======== Entries shown ========

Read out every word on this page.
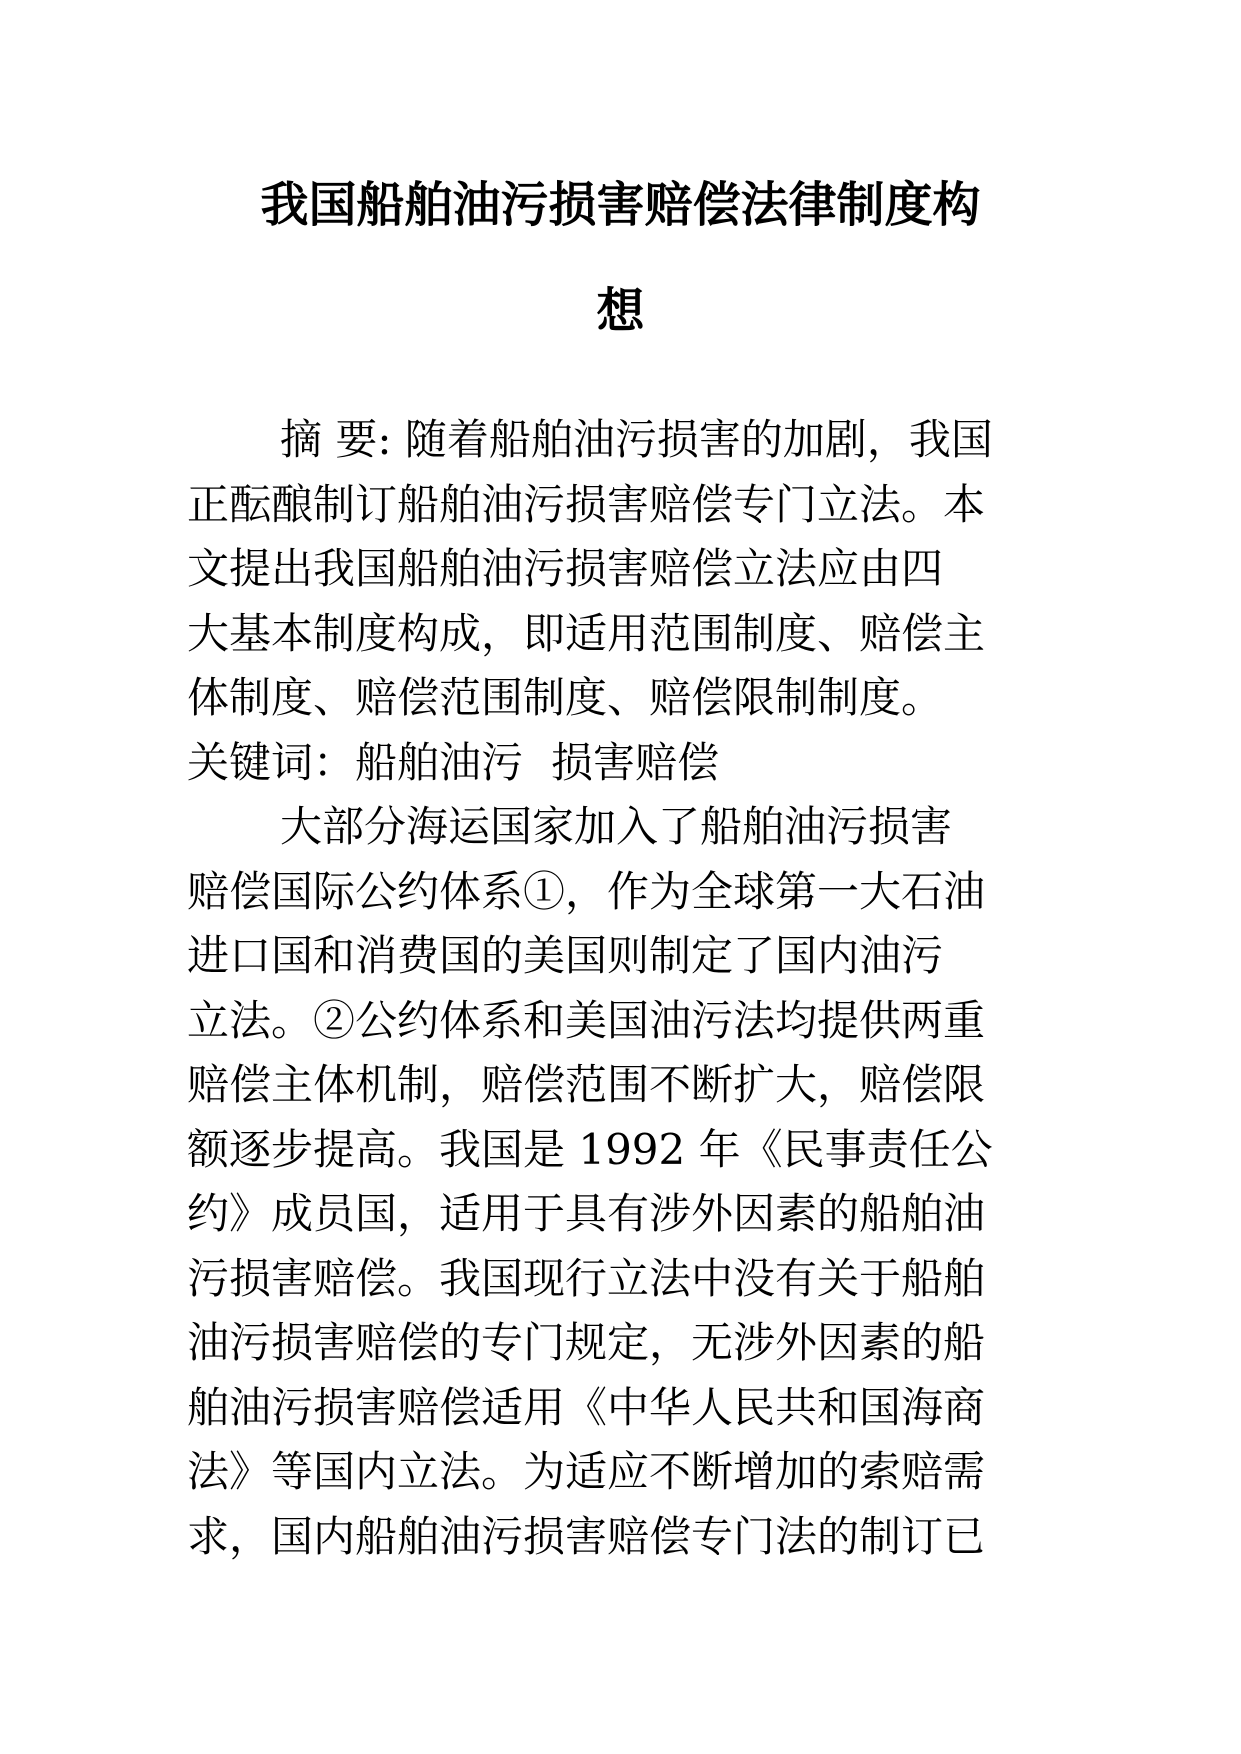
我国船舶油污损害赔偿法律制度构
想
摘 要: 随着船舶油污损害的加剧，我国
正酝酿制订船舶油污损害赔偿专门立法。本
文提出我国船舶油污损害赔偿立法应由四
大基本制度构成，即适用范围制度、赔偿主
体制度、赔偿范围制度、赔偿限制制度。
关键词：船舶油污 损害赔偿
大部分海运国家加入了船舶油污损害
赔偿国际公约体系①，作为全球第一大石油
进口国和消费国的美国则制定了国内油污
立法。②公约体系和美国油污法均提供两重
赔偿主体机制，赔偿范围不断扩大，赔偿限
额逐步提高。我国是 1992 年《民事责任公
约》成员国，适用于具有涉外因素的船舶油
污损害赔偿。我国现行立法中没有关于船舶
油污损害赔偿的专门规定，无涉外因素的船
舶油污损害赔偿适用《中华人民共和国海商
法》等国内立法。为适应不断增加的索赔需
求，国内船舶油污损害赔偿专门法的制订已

========
======== Entries shown ========

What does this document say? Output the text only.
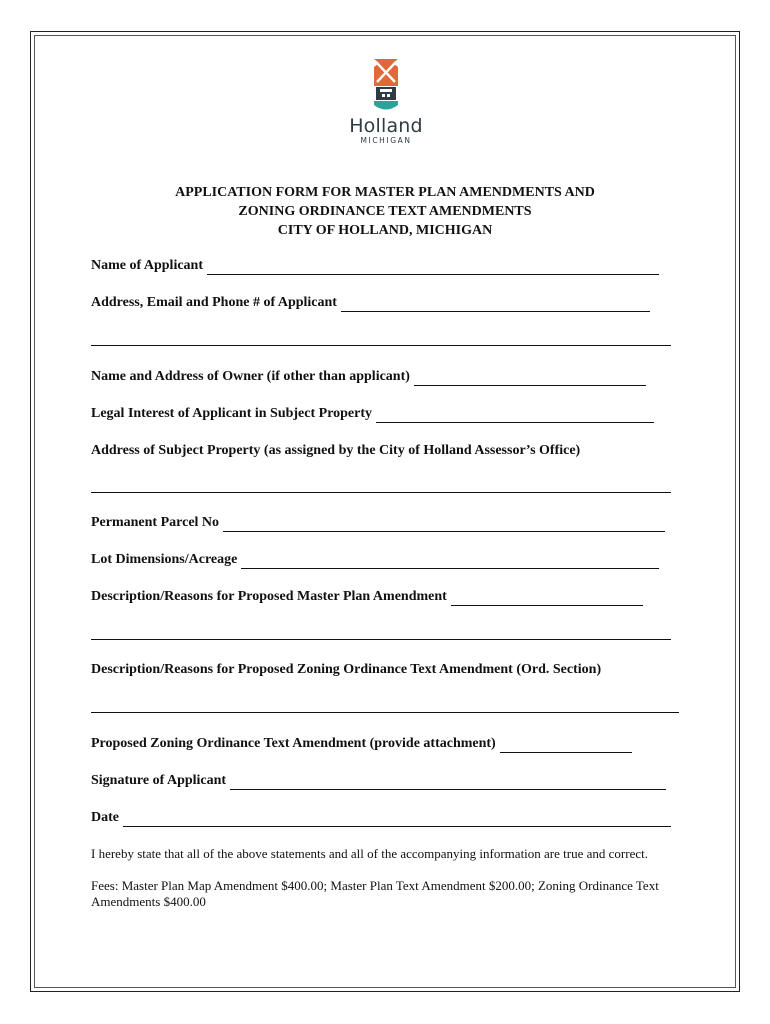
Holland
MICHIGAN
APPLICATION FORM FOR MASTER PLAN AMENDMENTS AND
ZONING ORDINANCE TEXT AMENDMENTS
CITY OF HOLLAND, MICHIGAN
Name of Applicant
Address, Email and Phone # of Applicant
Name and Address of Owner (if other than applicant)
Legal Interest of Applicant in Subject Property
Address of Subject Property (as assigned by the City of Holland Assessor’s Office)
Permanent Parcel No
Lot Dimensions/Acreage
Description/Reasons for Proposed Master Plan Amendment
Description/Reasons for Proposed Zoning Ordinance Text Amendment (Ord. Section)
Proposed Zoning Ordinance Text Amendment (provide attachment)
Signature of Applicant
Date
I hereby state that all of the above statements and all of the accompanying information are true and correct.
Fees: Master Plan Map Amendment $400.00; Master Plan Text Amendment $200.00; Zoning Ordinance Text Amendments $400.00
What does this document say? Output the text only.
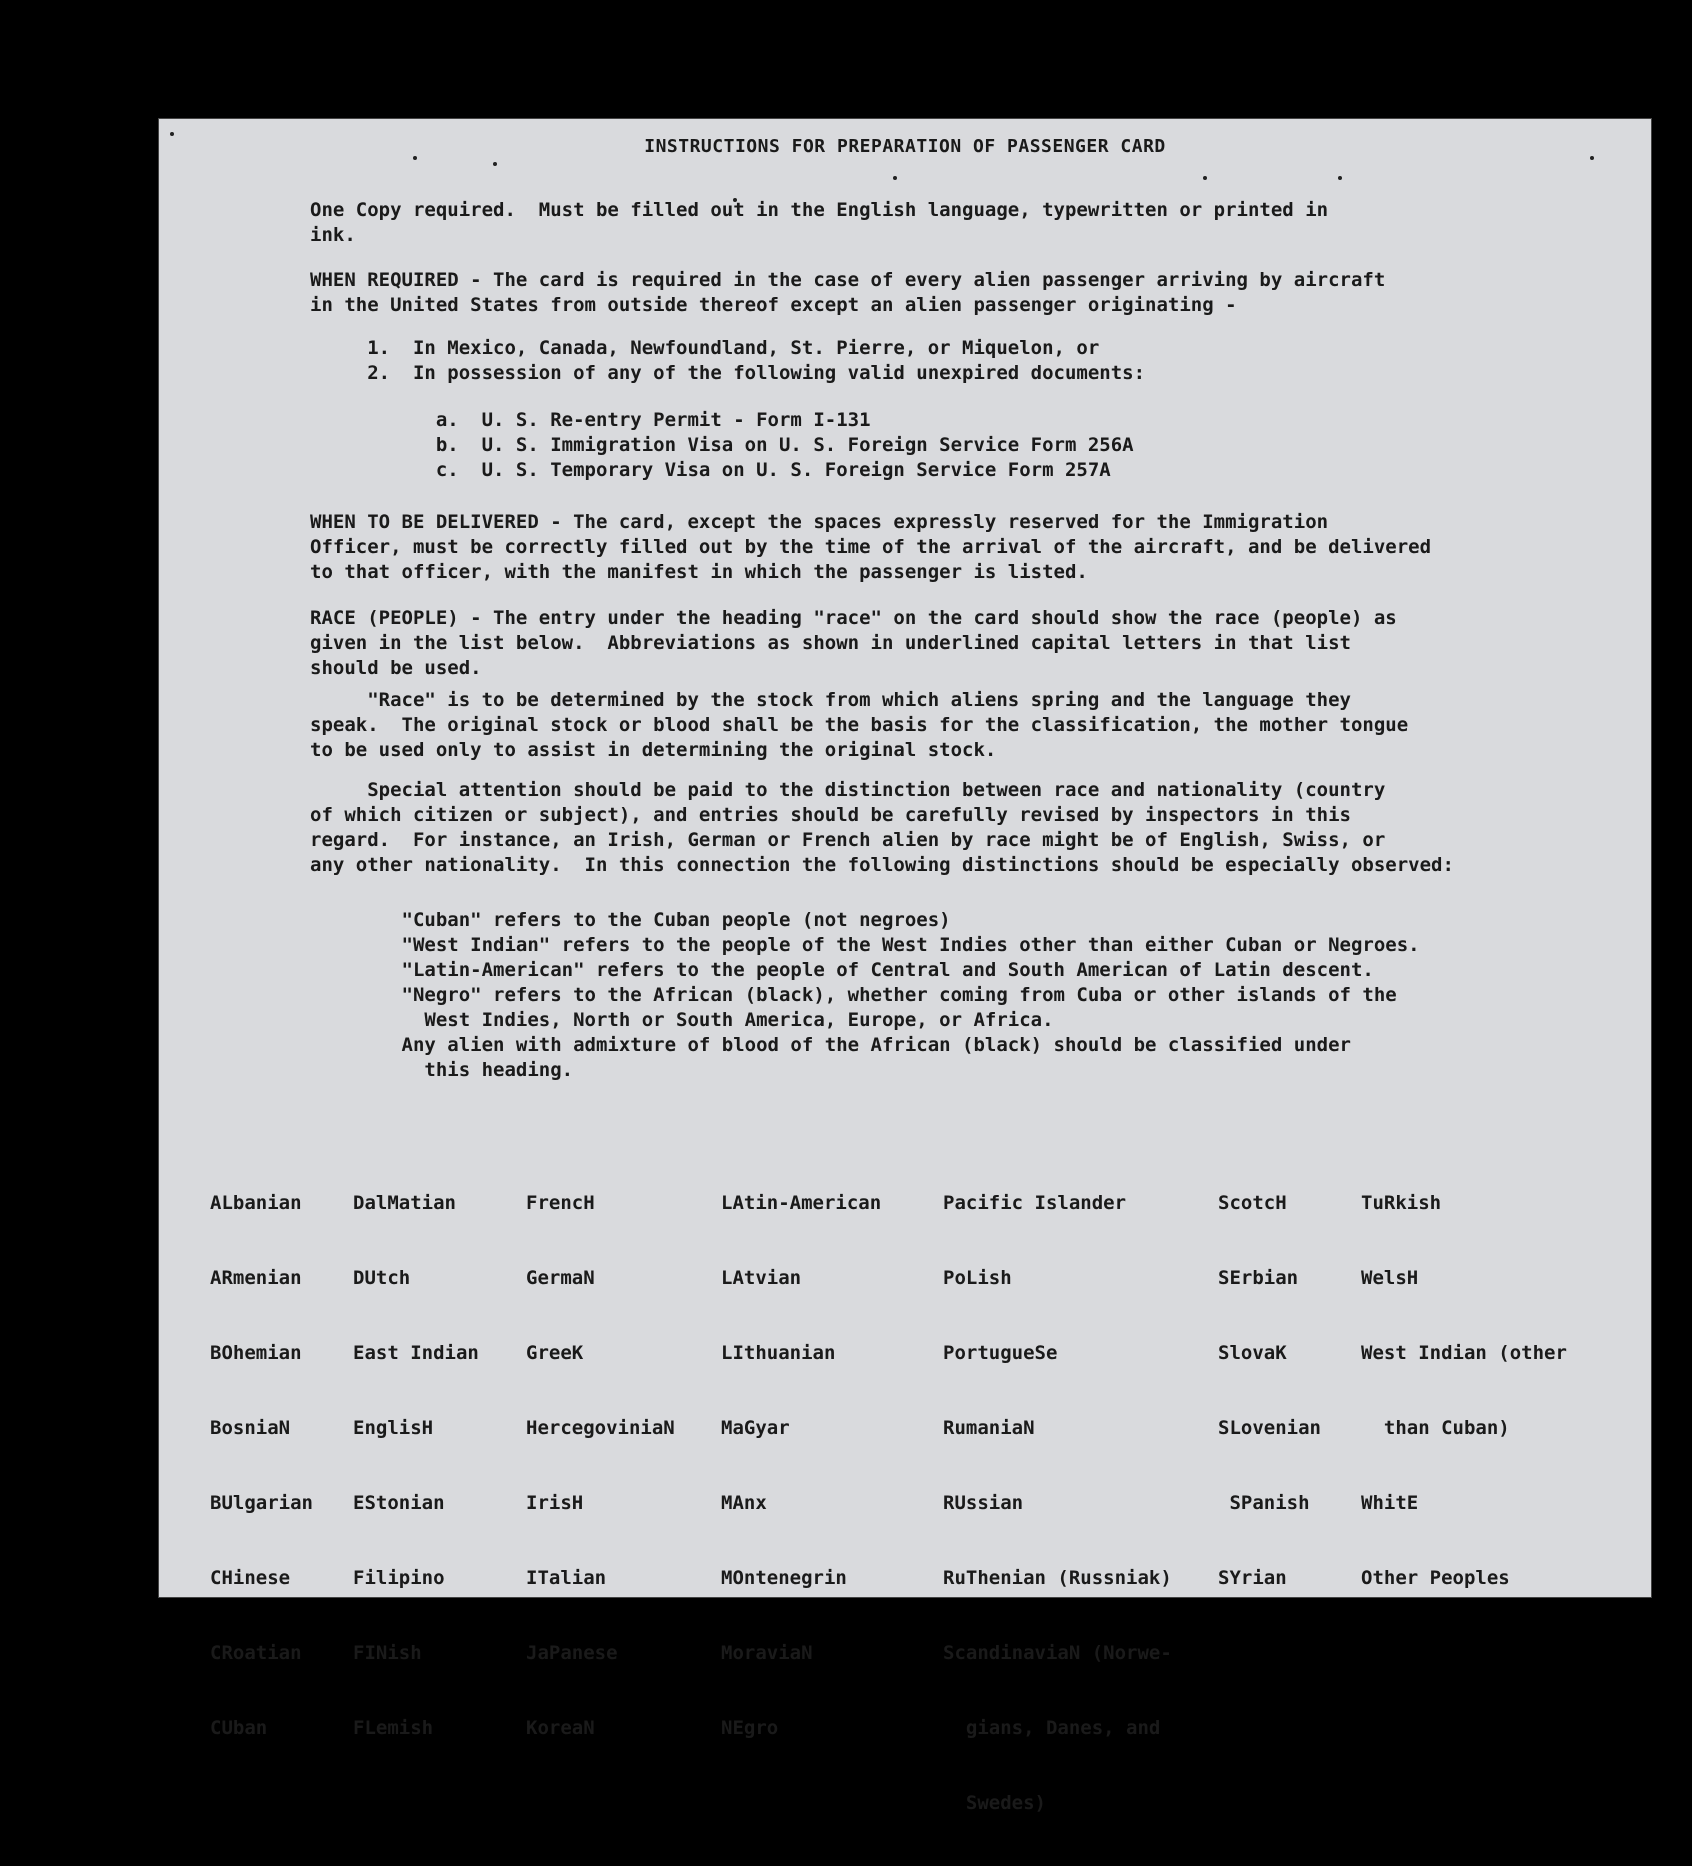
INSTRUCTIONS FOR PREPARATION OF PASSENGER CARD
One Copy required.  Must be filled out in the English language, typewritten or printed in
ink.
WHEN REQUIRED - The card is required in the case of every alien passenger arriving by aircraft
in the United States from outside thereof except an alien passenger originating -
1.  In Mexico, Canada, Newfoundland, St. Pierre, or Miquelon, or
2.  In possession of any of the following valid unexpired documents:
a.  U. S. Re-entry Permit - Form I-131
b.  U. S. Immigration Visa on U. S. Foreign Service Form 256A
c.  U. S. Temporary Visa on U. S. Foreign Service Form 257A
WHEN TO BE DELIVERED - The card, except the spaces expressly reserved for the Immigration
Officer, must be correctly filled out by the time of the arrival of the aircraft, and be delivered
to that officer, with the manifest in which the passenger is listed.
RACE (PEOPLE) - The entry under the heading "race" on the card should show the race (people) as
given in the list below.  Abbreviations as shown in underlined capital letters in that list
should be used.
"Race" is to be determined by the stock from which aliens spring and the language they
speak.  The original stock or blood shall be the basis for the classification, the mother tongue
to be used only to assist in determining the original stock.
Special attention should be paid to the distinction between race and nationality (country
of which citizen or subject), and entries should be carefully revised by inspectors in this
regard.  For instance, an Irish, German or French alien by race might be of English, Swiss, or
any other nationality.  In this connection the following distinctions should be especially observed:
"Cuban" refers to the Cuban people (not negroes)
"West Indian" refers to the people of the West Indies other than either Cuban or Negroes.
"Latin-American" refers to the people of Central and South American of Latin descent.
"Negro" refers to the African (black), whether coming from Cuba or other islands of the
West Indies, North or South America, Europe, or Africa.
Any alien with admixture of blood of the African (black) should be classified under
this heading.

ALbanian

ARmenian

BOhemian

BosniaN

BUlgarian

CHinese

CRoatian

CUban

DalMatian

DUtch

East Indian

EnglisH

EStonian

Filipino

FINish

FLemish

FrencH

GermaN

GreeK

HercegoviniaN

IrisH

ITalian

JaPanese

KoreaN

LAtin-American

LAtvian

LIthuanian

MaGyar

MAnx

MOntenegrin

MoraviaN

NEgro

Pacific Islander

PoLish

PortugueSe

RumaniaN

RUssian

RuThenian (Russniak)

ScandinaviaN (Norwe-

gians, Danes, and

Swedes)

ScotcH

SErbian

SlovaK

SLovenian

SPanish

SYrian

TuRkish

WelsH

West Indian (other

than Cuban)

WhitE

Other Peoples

========

Go through the material above and copy each line that has the word "Immigration".

--- Task result ---
b.  U. S. Immigration Visa on U. S. Foreign Service Form 256A
WHEN TO BE DELIVERED - The card, except the spaces expressly reserved for the Immigration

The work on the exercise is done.